Records for processing:
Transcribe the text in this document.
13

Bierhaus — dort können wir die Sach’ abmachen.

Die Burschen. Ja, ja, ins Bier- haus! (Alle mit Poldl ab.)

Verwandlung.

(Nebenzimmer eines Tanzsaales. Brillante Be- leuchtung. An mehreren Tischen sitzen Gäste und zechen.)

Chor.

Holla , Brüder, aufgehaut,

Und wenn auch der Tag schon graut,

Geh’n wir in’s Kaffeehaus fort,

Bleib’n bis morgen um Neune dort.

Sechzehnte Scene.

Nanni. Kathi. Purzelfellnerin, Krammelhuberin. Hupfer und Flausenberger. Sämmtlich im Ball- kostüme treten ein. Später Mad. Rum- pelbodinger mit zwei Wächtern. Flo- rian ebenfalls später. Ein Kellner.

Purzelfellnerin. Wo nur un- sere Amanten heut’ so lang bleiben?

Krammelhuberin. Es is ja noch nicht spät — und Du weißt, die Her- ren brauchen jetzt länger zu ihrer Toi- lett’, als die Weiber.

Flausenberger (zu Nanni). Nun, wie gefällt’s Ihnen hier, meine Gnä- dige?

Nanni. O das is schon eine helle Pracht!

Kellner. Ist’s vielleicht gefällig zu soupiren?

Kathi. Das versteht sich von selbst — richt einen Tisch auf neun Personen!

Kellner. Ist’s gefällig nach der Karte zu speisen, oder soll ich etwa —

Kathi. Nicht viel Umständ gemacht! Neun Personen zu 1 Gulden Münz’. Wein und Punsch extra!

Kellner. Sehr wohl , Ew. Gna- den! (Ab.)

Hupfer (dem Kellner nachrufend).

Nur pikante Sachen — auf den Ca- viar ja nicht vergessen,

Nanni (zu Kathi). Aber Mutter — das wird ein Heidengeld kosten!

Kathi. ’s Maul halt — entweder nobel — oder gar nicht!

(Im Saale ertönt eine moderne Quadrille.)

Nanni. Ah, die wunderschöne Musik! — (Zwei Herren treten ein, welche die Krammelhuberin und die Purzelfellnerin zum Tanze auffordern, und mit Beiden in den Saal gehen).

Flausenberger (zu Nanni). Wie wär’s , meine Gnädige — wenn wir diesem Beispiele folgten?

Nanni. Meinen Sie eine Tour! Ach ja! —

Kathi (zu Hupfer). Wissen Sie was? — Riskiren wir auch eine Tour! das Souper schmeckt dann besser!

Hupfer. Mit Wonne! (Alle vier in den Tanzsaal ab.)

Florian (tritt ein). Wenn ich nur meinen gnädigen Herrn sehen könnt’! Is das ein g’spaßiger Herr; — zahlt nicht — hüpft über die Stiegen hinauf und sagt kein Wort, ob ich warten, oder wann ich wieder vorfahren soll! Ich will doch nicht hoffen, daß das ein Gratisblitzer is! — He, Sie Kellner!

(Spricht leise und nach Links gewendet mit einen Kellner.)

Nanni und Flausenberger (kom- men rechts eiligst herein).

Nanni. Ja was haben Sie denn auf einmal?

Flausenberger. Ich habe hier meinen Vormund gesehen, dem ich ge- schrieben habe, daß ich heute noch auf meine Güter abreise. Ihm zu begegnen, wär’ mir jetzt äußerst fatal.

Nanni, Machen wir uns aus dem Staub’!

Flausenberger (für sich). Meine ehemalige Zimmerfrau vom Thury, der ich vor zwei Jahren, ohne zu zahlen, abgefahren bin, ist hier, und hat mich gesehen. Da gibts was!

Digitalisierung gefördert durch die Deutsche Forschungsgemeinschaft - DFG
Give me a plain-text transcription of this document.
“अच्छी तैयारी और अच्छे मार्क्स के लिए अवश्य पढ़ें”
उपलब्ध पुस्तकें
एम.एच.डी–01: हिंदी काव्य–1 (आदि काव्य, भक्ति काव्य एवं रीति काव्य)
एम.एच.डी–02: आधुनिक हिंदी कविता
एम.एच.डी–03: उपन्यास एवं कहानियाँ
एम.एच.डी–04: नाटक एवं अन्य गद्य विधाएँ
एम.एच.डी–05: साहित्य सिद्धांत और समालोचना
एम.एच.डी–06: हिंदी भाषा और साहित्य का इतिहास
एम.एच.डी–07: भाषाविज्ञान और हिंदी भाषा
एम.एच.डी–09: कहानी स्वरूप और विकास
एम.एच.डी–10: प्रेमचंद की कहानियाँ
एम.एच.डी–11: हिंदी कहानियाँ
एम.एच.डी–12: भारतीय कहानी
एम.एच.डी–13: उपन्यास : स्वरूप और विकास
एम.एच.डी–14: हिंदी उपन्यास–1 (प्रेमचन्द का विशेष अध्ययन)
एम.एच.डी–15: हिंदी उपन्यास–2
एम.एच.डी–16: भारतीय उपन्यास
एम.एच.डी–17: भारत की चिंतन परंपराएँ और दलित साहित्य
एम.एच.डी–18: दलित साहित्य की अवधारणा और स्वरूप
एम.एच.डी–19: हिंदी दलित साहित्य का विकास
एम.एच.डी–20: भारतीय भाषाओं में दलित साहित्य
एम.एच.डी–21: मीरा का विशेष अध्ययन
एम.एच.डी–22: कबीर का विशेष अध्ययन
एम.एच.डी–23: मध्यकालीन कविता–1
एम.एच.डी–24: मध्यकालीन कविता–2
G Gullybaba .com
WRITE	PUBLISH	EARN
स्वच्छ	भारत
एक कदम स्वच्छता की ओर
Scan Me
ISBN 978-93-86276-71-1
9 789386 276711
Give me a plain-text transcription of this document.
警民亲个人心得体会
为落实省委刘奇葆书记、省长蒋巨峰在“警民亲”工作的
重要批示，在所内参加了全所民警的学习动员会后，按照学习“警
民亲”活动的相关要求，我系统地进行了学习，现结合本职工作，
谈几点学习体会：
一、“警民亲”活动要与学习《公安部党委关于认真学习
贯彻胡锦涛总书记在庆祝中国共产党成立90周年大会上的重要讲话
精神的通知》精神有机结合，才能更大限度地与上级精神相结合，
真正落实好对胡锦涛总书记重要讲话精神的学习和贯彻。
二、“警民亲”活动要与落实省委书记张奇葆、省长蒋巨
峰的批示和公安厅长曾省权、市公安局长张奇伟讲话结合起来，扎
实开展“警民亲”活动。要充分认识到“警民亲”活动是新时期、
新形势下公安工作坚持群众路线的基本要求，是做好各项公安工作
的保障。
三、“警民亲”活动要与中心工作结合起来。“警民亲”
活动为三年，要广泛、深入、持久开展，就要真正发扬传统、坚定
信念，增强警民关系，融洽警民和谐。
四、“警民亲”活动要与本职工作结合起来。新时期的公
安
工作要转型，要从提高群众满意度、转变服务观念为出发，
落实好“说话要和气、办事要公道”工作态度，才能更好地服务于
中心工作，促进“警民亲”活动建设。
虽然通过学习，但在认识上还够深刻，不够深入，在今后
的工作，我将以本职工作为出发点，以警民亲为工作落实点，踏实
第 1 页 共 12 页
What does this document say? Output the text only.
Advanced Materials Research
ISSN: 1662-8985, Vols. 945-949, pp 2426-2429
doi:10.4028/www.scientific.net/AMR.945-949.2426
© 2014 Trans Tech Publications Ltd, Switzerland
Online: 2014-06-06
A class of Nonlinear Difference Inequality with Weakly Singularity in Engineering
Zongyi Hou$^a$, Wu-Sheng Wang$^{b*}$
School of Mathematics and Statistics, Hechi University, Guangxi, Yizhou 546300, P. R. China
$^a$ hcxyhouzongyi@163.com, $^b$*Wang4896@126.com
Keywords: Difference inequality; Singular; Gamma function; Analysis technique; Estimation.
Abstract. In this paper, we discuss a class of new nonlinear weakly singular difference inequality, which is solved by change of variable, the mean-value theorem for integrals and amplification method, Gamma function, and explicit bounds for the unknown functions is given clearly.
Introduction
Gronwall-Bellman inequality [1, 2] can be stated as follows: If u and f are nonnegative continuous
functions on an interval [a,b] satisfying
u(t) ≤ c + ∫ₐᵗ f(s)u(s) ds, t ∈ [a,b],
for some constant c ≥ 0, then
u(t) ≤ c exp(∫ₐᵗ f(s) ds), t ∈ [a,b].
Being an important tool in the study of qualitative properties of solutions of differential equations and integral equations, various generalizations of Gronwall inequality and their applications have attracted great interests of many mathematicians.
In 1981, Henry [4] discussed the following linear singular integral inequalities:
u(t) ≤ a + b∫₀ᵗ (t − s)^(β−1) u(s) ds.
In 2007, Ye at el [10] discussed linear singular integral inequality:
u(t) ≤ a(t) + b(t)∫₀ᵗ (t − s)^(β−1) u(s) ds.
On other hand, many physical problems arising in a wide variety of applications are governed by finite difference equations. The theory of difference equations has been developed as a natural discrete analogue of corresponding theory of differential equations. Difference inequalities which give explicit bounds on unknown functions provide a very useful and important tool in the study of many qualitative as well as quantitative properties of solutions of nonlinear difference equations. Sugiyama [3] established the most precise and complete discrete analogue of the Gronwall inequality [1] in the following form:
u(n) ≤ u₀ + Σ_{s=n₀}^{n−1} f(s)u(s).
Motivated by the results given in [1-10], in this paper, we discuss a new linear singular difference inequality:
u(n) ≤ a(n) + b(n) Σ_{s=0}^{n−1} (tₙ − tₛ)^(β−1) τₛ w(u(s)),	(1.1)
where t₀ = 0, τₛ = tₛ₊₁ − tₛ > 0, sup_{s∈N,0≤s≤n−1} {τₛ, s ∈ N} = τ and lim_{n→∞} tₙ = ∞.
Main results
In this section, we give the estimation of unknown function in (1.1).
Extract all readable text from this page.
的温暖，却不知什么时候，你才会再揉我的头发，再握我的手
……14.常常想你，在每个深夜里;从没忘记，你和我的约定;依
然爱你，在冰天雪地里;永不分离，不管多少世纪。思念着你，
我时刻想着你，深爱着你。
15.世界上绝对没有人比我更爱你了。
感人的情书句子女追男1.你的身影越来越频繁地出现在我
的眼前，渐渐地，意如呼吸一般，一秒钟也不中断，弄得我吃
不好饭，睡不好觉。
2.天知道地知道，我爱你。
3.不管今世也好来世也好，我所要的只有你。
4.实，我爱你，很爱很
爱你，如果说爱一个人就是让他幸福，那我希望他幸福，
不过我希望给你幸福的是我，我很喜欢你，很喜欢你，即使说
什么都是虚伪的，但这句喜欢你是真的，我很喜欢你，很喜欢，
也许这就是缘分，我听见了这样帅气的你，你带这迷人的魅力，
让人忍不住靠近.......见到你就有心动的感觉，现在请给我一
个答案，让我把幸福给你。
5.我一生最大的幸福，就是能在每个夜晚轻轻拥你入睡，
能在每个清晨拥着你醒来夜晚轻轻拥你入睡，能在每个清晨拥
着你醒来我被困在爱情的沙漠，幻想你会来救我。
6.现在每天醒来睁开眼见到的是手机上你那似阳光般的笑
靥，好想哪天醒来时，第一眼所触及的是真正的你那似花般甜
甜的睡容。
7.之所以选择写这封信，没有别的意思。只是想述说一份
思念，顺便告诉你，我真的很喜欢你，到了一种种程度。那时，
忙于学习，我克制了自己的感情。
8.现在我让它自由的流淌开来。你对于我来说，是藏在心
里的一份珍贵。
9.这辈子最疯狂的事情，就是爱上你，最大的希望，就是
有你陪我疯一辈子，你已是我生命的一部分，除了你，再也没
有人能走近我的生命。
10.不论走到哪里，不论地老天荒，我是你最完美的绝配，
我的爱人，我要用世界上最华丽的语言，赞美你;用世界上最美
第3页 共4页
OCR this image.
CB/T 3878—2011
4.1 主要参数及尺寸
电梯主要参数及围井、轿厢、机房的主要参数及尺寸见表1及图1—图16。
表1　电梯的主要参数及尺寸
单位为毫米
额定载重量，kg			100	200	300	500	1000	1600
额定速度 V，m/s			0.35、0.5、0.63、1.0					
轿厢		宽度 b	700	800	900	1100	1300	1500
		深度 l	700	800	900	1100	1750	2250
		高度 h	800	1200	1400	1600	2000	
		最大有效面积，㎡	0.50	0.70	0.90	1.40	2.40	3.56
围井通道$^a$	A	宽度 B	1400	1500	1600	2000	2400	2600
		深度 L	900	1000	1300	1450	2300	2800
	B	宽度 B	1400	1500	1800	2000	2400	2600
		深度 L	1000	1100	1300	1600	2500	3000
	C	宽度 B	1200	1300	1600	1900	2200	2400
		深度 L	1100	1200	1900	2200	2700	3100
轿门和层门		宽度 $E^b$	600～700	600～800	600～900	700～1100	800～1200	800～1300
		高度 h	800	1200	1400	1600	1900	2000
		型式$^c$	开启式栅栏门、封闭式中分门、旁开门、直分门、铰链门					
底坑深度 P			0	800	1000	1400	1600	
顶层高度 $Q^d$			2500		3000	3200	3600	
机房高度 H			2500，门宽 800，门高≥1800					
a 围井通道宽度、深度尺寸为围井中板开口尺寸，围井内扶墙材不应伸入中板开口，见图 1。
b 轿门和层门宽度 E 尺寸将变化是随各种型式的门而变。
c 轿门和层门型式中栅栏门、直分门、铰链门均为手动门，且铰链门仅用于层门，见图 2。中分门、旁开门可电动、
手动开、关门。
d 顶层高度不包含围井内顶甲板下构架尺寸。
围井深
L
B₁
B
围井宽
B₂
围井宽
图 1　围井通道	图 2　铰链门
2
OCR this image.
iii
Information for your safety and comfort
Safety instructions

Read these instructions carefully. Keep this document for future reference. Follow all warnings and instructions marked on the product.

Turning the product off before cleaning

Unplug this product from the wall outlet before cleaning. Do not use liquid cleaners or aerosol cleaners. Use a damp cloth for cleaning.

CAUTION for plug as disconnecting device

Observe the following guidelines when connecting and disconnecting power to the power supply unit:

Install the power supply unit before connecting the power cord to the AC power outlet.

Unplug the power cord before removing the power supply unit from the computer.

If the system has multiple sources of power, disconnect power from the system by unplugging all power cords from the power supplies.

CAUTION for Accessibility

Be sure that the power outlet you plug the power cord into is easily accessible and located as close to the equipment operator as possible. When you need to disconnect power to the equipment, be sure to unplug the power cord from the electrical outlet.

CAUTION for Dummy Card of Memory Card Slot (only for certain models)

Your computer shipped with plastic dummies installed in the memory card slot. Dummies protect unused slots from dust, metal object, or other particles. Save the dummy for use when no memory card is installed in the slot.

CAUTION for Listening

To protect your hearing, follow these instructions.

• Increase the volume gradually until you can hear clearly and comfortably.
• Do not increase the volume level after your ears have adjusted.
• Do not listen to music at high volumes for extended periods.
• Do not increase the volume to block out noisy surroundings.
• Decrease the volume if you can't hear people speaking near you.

The problem: Report the number of lines of the listing above that hold the string "Hupfer", with no other text.

Result below: 4